(Excerpt from a dataset)
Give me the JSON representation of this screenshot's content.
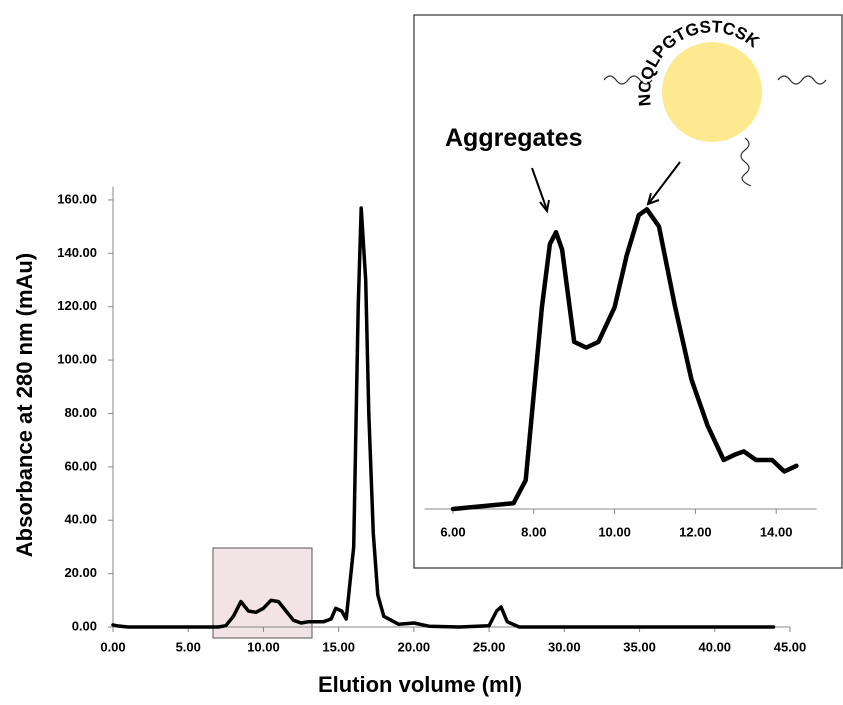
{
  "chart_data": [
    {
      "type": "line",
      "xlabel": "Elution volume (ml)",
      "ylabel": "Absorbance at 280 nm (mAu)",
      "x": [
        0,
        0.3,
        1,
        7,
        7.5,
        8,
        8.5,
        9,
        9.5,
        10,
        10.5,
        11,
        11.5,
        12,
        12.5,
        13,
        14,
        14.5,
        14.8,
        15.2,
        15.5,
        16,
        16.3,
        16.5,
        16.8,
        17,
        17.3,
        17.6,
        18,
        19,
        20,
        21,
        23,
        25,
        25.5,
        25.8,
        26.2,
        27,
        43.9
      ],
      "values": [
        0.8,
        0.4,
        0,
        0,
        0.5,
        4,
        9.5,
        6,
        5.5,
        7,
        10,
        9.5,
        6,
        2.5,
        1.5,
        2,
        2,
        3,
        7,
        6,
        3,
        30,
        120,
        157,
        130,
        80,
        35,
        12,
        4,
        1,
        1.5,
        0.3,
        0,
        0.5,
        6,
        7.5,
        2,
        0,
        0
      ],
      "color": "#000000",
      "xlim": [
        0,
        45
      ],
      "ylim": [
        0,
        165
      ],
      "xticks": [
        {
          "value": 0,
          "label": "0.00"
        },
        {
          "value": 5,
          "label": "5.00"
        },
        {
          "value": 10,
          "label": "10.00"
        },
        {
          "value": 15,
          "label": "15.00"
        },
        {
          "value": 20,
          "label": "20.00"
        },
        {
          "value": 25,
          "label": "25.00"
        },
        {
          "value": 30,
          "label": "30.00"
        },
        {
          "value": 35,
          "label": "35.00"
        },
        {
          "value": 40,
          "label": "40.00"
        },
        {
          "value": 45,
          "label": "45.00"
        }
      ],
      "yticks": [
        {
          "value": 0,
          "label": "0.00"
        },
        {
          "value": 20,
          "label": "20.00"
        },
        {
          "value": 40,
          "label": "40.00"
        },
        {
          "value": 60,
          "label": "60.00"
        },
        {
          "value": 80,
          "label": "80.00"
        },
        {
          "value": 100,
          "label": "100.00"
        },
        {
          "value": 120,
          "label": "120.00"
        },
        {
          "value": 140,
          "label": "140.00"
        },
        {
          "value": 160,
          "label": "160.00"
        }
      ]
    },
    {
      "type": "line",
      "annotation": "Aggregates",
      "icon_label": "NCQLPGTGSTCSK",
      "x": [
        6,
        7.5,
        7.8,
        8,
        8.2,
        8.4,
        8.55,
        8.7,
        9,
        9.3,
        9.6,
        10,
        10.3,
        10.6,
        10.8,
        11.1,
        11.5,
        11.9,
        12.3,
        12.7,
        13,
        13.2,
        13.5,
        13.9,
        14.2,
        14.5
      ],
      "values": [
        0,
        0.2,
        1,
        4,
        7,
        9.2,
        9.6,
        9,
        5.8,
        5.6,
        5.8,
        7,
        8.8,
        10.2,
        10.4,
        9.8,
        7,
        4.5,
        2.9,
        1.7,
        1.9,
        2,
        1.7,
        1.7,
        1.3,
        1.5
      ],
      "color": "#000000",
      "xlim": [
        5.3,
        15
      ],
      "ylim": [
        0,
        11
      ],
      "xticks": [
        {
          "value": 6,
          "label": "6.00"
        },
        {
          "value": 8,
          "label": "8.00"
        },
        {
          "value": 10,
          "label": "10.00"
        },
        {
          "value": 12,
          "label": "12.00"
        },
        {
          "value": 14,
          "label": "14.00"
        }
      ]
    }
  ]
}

[Exercise details]
Quote the material word for word, dropping any images it holds.

[Response to the task]
Give me the JSON representation of this screenshot's content.
{
  "chart_data": [
    {
      "type": "line",
      "xlabel": "Elution volume (ml)",
      "ylabel": "Absorbance at 280 nm (mAu)",
      "x": [
        0,
        0.3,
        1,
        7,
        7.5,
        8,
        8.5,
        9,
        9.5,
        10,
        10.5,
        11,
        11.5,
        12,
        12.5,
        13,
        14,
        14.5,
        14.8,
        15.2,
        15.5,
        16,
        16.3,
        16.5,
        16.8,
        17,
        17.3,
        17.6,
        18,
        19,
        20,
        21,
        23,
        25,
        25.5,
        25.8,
        26.2,
        27,
        43.9
      ],
      "values": [
        0.8,
        0.4,
        0,
        0,
        0.5,
        4,
        9.5,
        6,
        5.5,
        7,
        10,
        9.5,
        6,
        2.5,
        1.5,
        2,
        2,
        3,
        7,
        6,
        3,
        30,
        120,
        157,
        130,
        80,
        35,
        12,
        4,
        1,
        1.5,
        0.3,
        0,
        0.5,
        6,
        7.5,
        2,
        0,
        0
      ],
      "color": "#000000",
      "xlim": [
        0,
        45
      ],
      "ylim": [
        0,
        165
      ],
      "xticks": [
        {
          "value": 0,
          "label": "0.00"
        },
        {
          "value": 5,
          "label": "5.00"
        },
        {
          "value": 10,
          "label": "10.00"
        },
        {
          "value": 15,
          "label": "15.00"
        },
        {
          "value": 20,
          "label": "20.00"
        },
        {
          "value": 25,
          "label": "25.00"
        },
        {
          "value": 30,
          "label": "30.00"
        },
        {
          "value": 35,
          "label": "35.00"
        },
        {
          "value": 40,
          "label": "40.00"
        },
        {
          "value": 45,
          "label": "45.00"
        }
      ],
      "yticks": [
        {
          "value": 0,
          "label": "0.00"
        },
        {
          "value": 20,
          "label": "20.00"
        },
        {
          "value": 40,
          "label": "40.00"
        },
        {
          "value": 60,
          "label": "60.00"
        },
        {
          "value": 80,
          "label": "80.00"
        },
        {
          "value": 100,
          "label": "100.00"
        },
        {
          "value": 120,
          "label": "120.00"
        },
        {
          "value": 140,
          "label": "140.00"
        },
        {
          "value": 160,
          "label": "160.00"
        }
      ]
    },
    {
      "type": "line",
      "annotation": "Aggregates",
      "icon_label": "NCQLPGTGSTCSK",
      "x": [
        6,
        7.5,
        7.8,
        8,
        8.2,
        8.4,
        8.55,
        8.7,
        9,
        9.3,
        9.6,
        10,
        10.3,
        10.6,
        10.8,
        11.1,
        11.5,
        11.9,
        12.3,
        12.7,
        13,
        13.2,
        13.5,
        13.9,
        14.2,
        14.5
      ],
      "values": [
        0,
        0.2,
        1,
        4,
        7,
        9.2,
        9.6,
        9,
        5.8,
        5.6,
        5.8,
        7,
        8.8,
        10.2,
        10.4,
        9.8,
        7,
        4.5,
        2.9,
        1.7,
        1.9,
        2,
        1.7,
        1.7,
        1.3,
        1.5
      ],
      "color": "#000000",
      "xlim": [
        5.3,
        15
      ],
      "ylim": [
        0,
        11
      ],
      "xticks": [
        {
          "value": 6,
          "label": "6.00"
        },
        {
          "value": 8,
          "label": "8.00"
        },
        {
          "value": 10,
          "label": "10.00"
        },
        {
          "value": 12,
          "label": "12.00"
        },
        {
          "value": 14,
          "label": "14.00"
        }
      ]
    }
  ]
}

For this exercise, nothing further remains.